* _Requirements_:
List all lines in the material below that contain "bill".
— BEGIN Data supplied —
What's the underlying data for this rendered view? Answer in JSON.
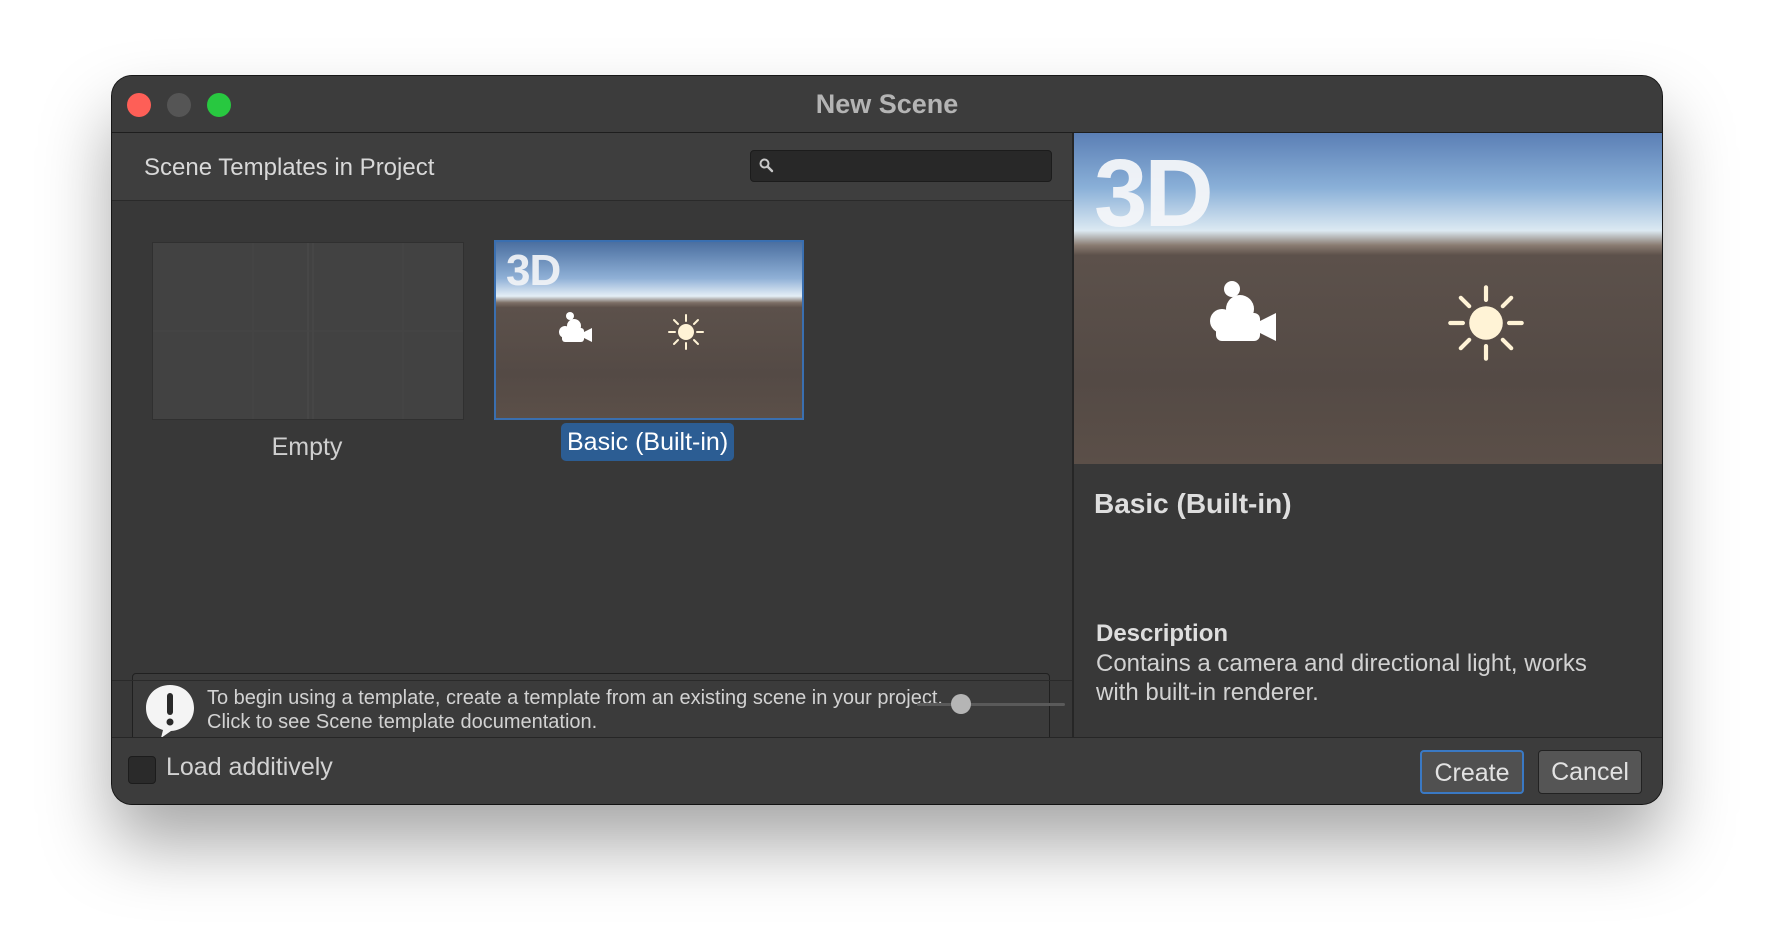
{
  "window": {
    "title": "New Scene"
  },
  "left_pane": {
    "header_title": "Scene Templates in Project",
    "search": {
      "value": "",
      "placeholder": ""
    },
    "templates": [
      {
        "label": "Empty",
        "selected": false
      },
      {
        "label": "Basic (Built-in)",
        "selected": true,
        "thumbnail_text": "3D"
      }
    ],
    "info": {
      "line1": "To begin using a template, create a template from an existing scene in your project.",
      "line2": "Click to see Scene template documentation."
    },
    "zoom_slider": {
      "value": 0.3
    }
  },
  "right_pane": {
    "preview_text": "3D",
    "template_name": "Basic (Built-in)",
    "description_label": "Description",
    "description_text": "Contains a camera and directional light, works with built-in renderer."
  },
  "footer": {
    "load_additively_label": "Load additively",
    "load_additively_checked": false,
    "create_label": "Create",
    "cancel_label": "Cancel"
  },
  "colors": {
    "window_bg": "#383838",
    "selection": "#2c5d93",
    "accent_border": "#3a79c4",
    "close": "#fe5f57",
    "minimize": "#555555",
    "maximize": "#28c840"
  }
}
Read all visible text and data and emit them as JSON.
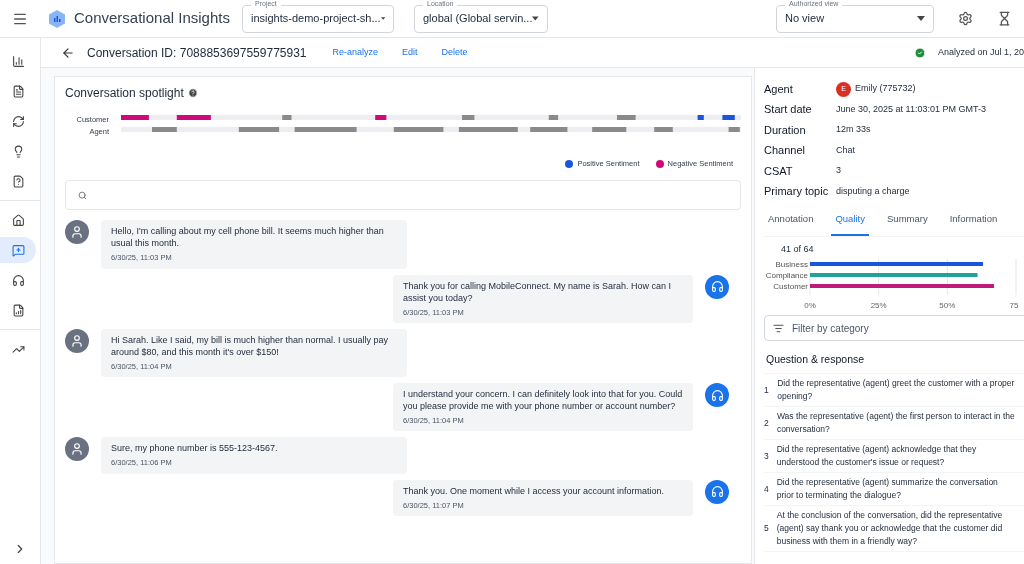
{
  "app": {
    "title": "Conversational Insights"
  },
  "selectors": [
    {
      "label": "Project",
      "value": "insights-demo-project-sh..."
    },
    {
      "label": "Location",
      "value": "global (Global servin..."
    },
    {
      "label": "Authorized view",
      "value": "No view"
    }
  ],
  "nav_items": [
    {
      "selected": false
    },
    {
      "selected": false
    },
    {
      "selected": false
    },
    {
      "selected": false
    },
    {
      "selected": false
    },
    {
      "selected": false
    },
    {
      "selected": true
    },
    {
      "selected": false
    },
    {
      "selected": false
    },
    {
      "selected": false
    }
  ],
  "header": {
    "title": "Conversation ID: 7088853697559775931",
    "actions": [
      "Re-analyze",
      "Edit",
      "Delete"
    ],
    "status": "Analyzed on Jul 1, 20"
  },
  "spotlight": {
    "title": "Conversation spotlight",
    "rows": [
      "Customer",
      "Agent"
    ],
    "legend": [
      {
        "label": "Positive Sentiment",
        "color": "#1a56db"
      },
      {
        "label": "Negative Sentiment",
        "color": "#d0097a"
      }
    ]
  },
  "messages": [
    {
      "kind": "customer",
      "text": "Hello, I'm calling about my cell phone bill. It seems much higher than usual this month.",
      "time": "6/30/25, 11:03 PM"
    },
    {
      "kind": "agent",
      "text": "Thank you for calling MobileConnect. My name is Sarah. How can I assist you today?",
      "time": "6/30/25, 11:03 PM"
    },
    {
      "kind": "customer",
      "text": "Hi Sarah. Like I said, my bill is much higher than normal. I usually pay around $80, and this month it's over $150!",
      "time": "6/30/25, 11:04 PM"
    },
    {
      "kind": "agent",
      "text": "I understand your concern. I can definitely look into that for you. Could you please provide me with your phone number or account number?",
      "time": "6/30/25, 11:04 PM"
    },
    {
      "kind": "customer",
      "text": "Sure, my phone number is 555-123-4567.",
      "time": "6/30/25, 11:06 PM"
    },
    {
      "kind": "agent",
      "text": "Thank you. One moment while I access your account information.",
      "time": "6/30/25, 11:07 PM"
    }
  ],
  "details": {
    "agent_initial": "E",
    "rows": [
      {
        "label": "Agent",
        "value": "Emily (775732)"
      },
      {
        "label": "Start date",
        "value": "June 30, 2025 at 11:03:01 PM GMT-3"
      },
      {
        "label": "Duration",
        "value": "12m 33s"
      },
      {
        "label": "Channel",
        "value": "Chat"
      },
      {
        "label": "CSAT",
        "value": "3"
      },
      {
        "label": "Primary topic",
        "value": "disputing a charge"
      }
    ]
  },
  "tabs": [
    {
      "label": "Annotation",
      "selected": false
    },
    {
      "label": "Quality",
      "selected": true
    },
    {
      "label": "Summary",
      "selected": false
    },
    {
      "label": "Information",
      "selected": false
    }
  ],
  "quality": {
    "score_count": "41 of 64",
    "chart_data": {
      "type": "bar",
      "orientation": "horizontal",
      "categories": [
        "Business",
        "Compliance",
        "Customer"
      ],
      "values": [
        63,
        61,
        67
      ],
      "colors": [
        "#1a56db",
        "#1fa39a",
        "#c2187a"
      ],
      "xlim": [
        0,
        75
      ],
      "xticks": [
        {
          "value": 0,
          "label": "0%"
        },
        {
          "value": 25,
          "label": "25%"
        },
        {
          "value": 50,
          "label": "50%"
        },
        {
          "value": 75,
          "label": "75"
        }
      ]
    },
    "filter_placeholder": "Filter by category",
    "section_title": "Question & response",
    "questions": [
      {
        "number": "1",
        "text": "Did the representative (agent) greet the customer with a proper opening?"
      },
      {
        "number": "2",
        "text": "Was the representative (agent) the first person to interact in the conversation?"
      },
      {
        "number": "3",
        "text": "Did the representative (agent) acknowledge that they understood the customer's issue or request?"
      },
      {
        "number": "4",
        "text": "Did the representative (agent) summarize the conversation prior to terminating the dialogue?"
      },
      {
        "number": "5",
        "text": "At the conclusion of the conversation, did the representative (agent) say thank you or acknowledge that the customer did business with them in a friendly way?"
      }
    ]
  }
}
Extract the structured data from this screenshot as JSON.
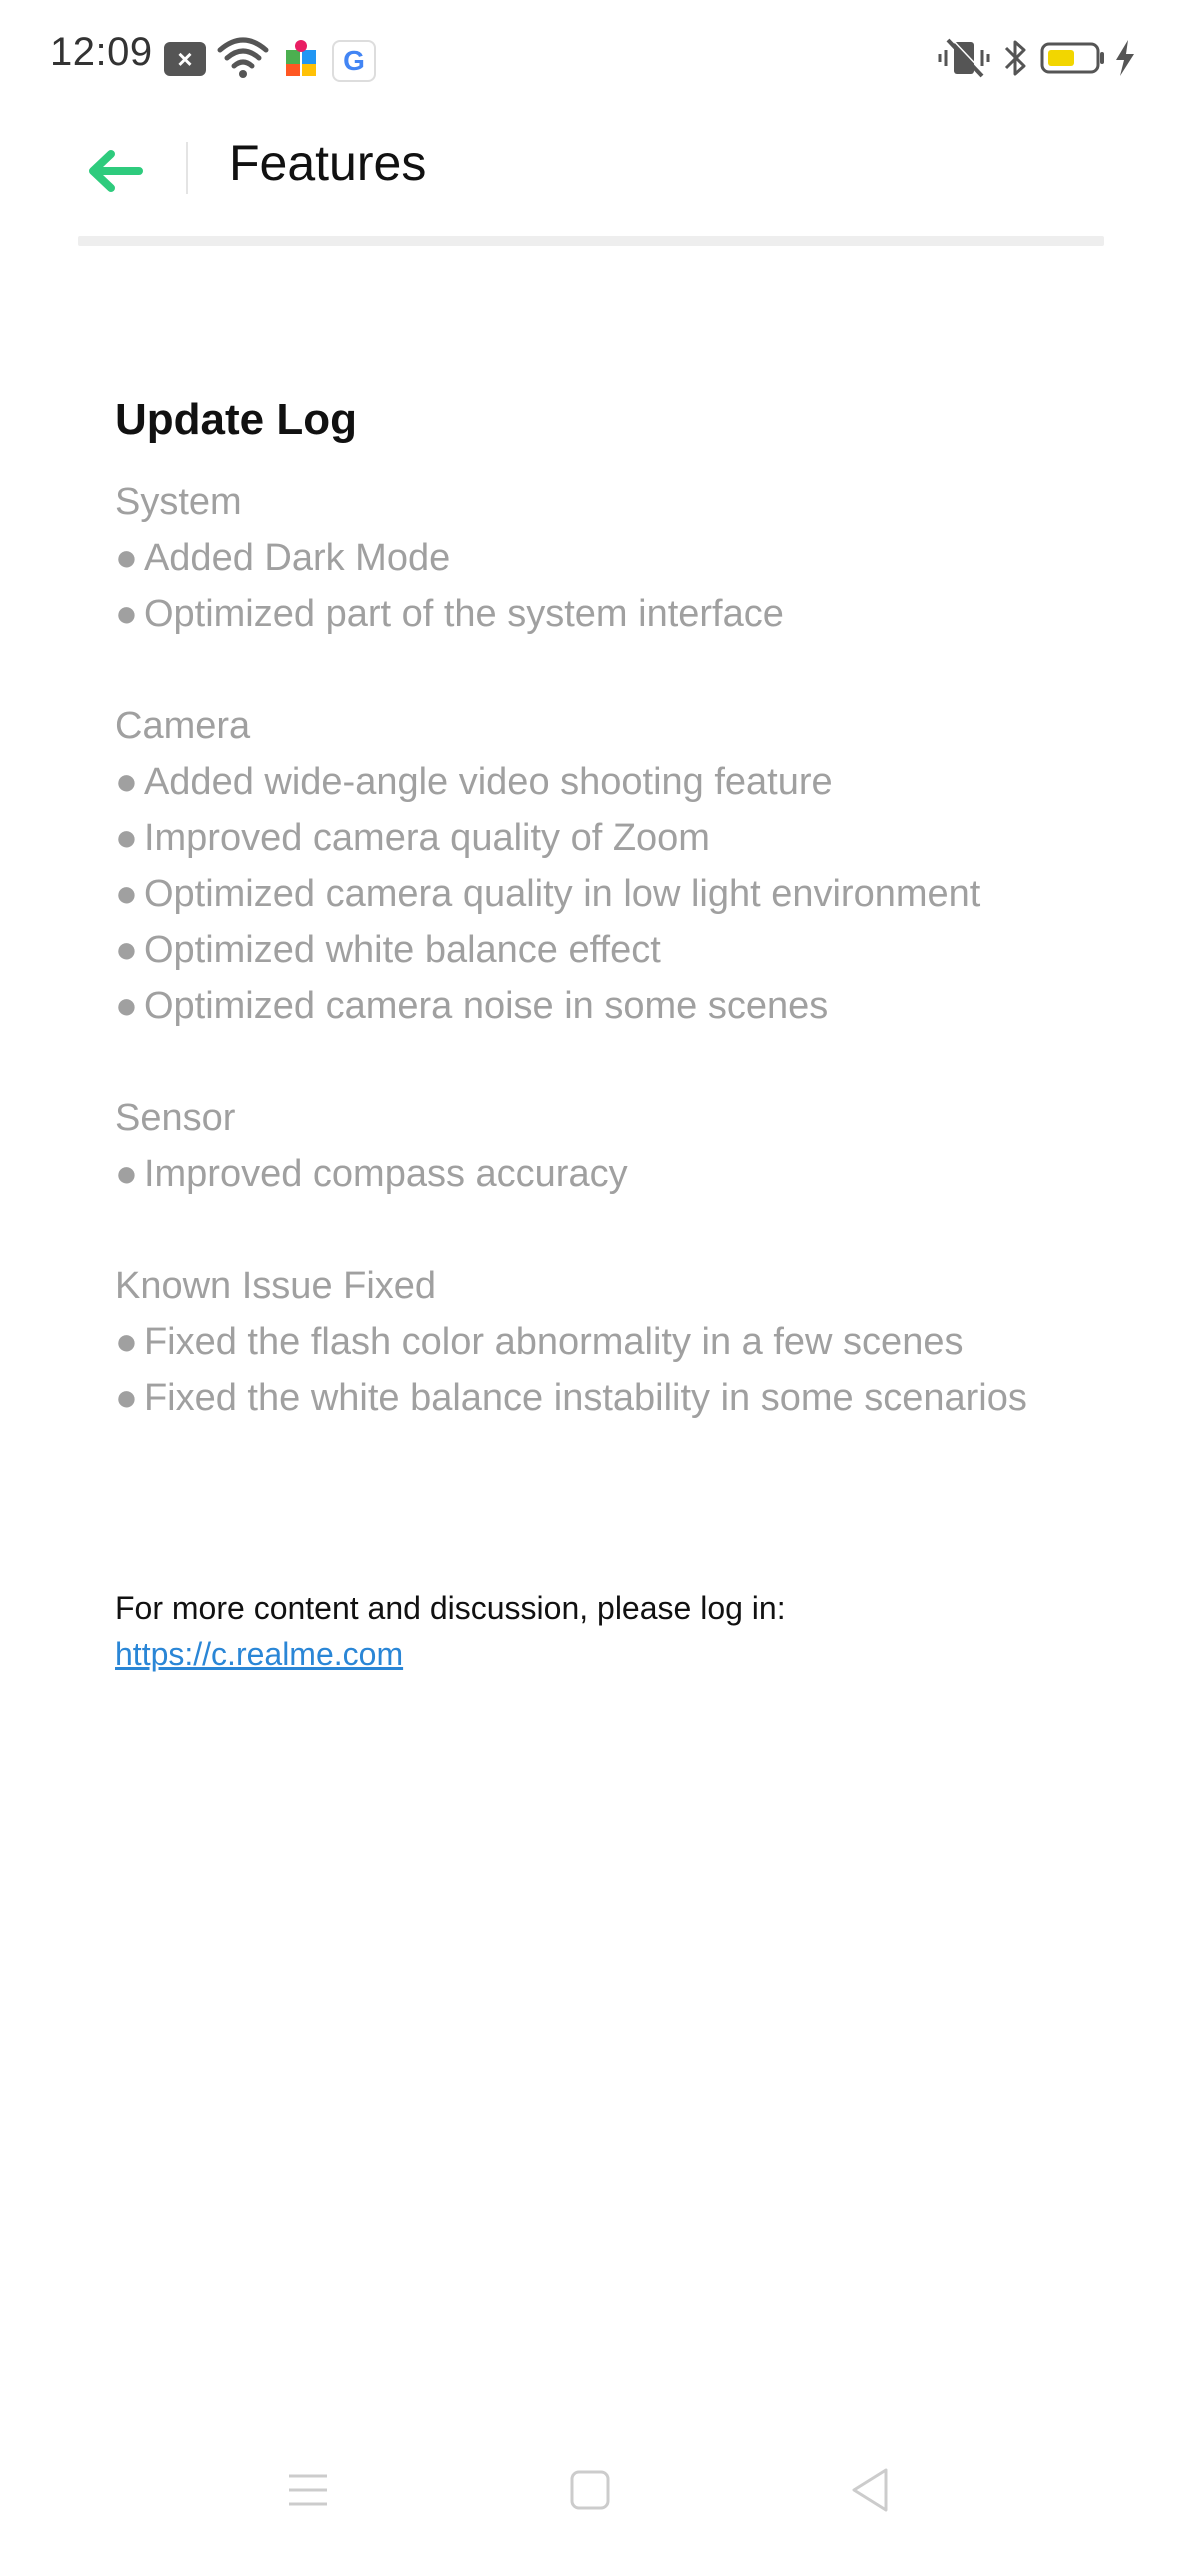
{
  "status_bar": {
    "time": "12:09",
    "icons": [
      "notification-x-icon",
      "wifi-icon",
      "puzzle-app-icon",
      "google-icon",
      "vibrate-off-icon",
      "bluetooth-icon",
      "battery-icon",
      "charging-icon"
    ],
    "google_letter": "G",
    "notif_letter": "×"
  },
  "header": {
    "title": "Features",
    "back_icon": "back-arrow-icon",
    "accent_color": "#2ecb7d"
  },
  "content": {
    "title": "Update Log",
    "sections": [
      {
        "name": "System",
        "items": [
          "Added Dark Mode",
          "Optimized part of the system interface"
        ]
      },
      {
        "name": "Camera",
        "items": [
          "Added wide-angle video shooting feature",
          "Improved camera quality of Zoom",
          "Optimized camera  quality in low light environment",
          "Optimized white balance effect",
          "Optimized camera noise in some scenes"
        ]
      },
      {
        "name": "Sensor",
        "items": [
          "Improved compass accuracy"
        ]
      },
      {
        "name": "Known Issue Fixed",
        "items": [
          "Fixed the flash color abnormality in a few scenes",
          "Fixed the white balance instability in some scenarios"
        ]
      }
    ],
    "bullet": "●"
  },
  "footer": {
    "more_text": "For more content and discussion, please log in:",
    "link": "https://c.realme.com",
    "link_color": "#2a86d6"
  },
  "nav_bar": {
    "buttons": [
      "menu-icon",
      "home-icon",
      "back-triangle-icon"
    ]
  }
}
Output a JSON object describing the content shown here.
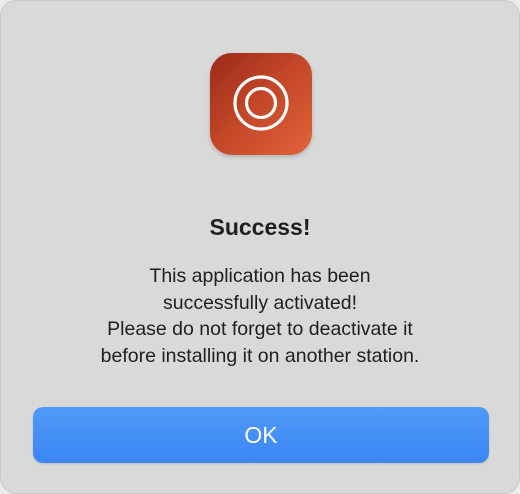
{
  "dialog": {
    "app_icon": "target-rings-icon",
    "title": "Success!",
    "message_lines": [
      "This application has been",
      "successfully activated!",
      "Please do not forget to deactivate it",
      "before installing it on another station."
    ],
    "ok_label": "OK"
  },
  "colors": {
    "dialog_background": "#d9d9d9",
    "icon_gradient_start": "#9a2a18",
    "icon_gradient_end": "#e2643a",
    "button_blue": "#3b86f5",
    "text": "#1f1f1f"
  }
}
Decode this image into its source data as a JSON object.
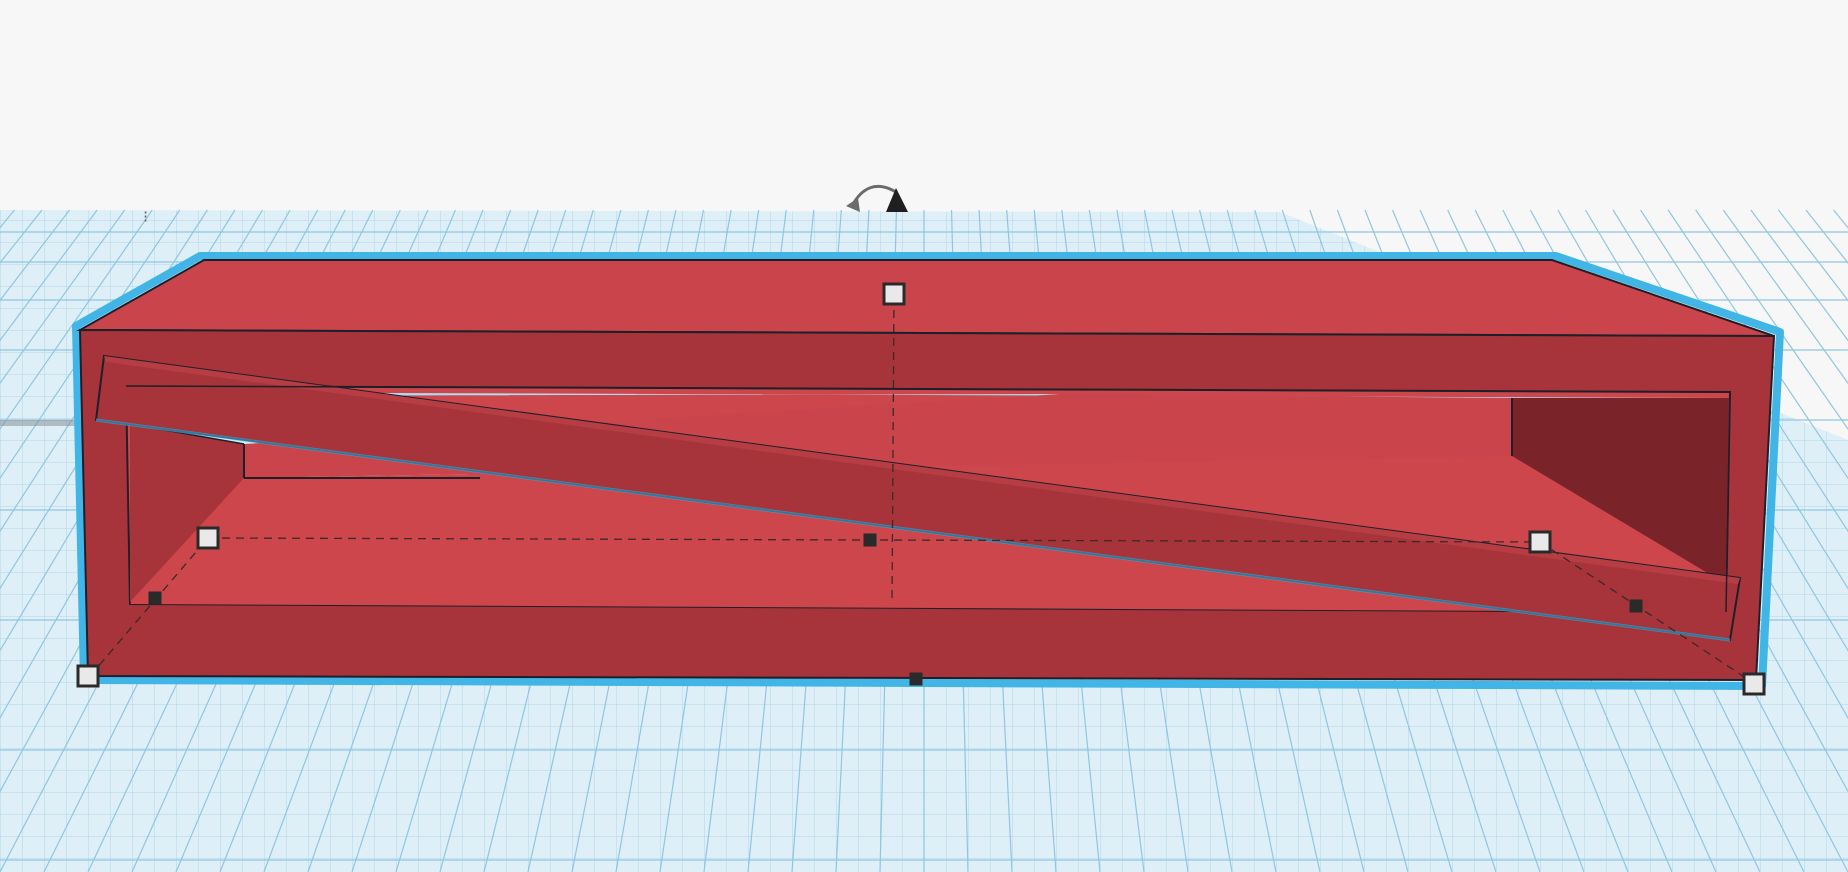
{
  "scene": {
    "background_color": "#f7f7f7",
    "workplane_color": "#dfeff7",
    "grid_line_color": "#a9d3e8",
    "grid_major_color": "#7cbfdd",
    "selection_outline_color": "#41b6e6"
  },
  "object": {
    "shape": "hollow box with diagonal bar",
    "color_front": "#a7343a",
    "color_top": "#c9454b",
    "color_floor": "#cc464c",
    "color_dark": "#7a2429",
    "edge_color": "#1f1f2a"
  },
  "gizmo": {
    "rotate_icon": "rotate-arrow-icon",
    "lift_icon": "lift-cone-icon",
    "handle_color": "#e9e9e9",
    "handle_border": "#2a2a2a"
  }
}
— END Data supplied —
* _Solution_:
      "text": "Hello, I'm calling about my cell phone bill. It seems much higher than usual this month.",
      "text": "Hi Sarah. Like I said, my bill is much higher than normal. I usually pay around $80, and this month it's over $150!",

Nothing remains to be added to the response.